Your objective ->
Edit the records below by changing every "rank-circle" to "rank-dot", and leave everything else as it is.

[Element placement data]
□ □ □

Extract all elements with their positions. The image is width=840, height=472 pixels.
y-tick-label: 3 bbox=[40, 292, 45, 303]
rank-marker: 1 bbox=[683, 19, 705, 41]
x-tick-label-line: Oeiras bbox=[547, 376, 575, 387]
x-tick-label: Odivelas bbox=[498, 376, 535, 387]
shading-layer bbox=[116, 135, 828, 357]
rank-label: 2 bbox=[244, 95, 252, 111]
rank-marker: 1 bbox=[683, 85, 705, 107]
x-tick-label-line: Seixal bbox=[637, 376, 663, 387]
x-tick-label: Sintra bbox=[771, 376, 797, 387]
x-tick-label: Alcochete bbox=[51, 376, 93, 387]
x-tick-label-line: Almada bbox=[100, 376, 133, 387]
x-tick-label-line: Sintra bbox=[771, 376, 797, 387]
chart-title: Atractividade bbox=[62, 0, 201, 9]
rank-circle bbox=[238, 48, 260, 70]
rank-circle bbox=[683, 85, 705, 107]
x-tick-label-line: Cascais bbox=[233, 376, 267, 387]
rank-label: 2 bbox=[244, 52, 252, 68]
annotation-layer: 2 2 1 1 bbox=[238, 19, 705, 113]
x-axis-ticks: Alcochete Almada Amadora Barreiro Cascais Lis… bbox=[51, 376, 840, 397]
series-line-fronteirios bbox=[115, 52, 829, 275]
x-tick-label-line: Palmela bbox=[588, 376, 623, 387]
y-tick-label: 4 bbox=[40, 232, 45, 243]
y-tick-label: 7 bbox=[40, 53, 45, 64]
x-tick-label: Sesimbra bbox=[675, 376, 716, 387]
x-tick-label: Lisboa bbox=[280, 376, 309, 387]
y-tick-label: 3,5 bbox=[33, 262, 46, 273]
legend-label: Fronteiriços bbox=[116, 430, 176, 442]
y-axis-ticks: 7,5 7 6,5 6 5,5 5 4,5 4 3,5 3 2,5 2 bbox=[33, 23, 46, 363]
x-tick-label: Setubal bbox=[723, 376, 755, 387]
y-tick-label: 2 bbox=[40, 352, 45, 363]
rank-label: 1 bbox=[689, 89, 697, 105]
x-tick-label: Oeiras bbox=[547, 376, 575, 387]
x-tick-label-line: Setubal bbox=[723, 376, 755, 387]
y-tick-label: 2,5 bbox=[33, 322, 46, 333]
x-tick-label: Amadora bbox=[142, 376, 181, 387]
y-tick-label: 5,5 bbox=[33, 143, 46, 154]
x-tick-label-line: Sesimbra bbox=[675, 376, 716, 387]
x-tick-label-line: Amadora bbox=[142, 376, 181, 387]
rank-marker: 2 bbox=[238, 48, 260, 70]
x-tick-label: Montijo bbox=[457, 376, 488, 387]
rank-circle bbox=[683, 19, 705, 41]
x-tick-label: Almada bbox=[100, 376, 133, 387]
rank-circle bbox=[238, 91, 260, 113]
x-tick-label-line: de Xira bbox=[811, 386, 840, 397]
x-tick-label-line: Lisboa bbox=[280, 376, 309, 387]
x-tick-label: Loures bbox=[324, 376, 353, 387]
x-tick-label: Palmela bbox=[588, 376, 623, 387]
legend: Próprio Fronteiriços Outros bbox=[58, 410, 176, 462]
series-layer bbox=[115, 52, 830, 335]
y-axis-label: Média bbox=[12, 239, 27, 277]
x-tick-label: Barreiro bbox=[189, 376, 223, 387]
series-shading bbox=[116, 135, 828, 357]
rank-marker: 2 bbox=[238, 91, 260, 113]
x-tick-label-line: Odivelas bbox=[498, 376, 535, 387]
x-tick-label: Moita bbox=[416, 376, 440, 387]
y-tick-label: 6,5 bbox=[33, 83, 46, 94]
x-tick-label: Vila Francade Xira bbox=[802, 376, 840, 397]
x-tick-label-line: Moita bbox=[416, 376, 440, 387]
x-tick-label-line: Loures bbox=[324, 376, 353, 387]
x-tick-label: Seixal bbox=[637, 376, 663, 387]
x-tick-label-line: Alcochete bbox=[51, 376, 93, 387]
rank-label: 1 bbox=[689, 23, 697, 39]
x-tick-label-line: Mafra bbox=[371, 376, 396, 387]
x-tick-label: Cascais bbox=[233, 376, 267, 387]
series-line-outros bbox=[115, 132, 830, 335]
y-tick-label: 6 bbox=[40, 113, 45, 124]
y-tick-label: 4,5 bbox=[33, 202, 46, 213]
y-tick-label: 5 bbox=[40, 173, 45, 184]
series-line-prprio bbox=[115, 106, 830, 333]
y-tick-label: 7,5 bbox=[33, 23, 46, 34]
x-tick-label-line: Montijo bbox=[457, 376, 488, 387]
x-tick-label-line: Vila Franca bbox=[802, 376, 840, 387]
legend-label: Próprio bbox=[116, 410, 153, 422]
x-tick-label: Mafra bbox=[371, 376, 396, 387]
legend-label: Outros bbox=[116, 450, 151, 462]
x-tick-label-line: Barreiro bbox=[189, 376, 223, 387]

□ □ □

Answer to the exercise ->
Extract all elements with their positions. The image is width=840, height=472 pixels.
y-tick-label: 3 bbox=[40, 292, 45, 303]
rank-marker: 1 bbox=[683, 19, 705, 41]
x-tick-label-line: Oeiras bbox=[547, 376, 575, 387]
x-tick-label: Odivelas bbox=[498, 376, 535, 387]
shading-layer bbox=[116, 135, 828, 357]
rank-label: 2 bbox=[244, 95, 252, 111]
rank-marker: 1 bbox=[683, 85, 705, 107]
x-tick-label-line: Seixal bbox=[637, 376, 663, 387]
x-tick-label: Sintra bbox=[771, 376, 797, 387]
x-tick-label: Alcochete bbox=[51, 376, 93, 387]
x-tick-label-line: Almada bbox=[100, 376, 133, 387]
x-tick-label-line: Sintra bbox=[771, 376, 797, 387]
chart-title: Atractividade bbox=[62, 0, 201, 9]
rank-dot bbox=[238, 48, 260, 70]
rank-dot bbox=[683, 85, 705, 107]
x-tick-label-line: Cascais bbox=[233, 376, 267, 387]
rank-label: 2 bbox=[244, 52, 252, 68]
annotation-layer: 2 2 1 1 bbox=[238, 19, 705, 113]
x-axis-ticks: Alcochete Almada Amadora Barreiro Cascais Lis… bbox=[51, 376, 840, 397]
series-line-fronteirios bbox=[115, 52, 829, 275]
x-tick-label-line: Palmela bbox=[588, 376, 623, 387]
y-tick-label: 4 bbox=[40, 232, 45, 243]
y-tick-label: 7 bbox=[40, 53, 45, 64]
x-tick-label: Sesimbra bbox=[675, 376, 716, 387]
x-tick-label: Lisboa bbox=[280, 376, 309, 387]
y-tick-label: 3,5 bbox=[33, 262, 46, 273]
legend-label: Fronteiriços bbox=[116, 430, 176, 442]
y-axis-ticks: 7,5 7 6,5 6 5,5 5 4,5 4 3,5 3 2,5 2 bbox=[33, 23, 46, 363]
x-tick-label: Setubal bbox=[723, 376, 755, 387]
y-tick-label: 2 bbox=[40, 352, 45, 363]
rank-label: 1 bbox=[689, 89, 697, 105]
x-tick-label: Oeiras bbox=[547, 376, 575, 387]
x-tick-label-line: Setubal bbox=[723, 376, 755, 387]
y-tick-label: 2,5 bbox=[33, 322, 46, 333]
x-tick-label: Amadora bbox=[142, 376, 181, 387]
y-tick-label: 5,5 bbox=[33, 143, 46, 154]
x-tick-label-line: Sesimbra bbox=[675, 376, 716, 387]
x-tick-label-line: Amadora bbox=[142, 376, 181, 387]
rank-marker: 2 bbox=[238, 48, 260, 70]
x-tick-label: Montijo bbox=[457, 376, 488, 387]
rank-dot bbox=[683, 19, 705, 41]
x-tick-label: Almada bbox=[100, 376, 133, 387]
rank-dot bbox=[238, 91, 260, 113]
x-tick-label-line: de Xira bbox=[811, 386, 840, 397]
x-tick-label-line: Lisboa bbox=[280, 376, 309, 387]
x-tick-label: Loures bbox=[324, 376, 353, 387]
x-tick-label: Palmela bbox=[588, 376, 623, 387]
legend: Próprio Fronteiriços Outros bbox=[58, 410, 176, 462]
series-layer bbox=[115, 52, 830, 335]
y-axis-label: Média bbox=[12, 239, 27, 277]
x-tick-label: Barreiro bbox=[189, 376, 223, 387]
series-shading bbox=[116, 135, 828, 357]
rank-marker: 2 bbox=[238, 91, 260, 113]
x-tick-label-line: Odivelas bbox=[498, 376, 535, 387]
x-tick-label: Moita bbox=[416, 376, 440, 387]
y-tick-label: 6,5 bbox=[33, 83, 46, 94]
x-tick-label: Vila Francade Xira bbox=[802, 376, 840, 397]
x-tick-label-line: Moita bbox=[416, 376, 440, 387]
x-tick-label-line: Loures bbox=[324, 376, 353, 387]
x-tick-label: Seixal bbox=[637, 376, 663, 387]
x-tick-label-line: Alcochete bbox=[51, 376, 93, 387]
rank-label: 1 bbox=[689, 23, 697, 39]
x-tick-label-line: Mafra bbox=[371, 376, 396, 387]
x-tick-label: Cascais bbox=[233, 376, 267, 387]
series-line-outros bbox=[115, 132, 830, 335]
y-tick-label: 6 bbox=[40, 113, 45, 124]
y-tick-label: 4,5 bbox=[33, 202, 46, 213]
y-tick-label: 5 bbox=[40, 173, 45, 184]
series-line-prprio bbox=[115, 106, 830, 333]
y-tick-label: 7,5 bbox=[33, 23, 46, 34]
x-tick-label-line: Montijo bbox=[457, 376, 488, 387]
x-tick-label-line: Vila Franca bbox=[802, 376, 840, 387]
legend-label: Próprio bbox=[116, 410, 153, 422]
x-tick-label: Mafra bbox=[371, 376, 396, 387]
legend-label: Outros bbox=[116, 450, 151, 462]
x-tick-label-line: Barreiro bbox=[189, 376, 223, 387]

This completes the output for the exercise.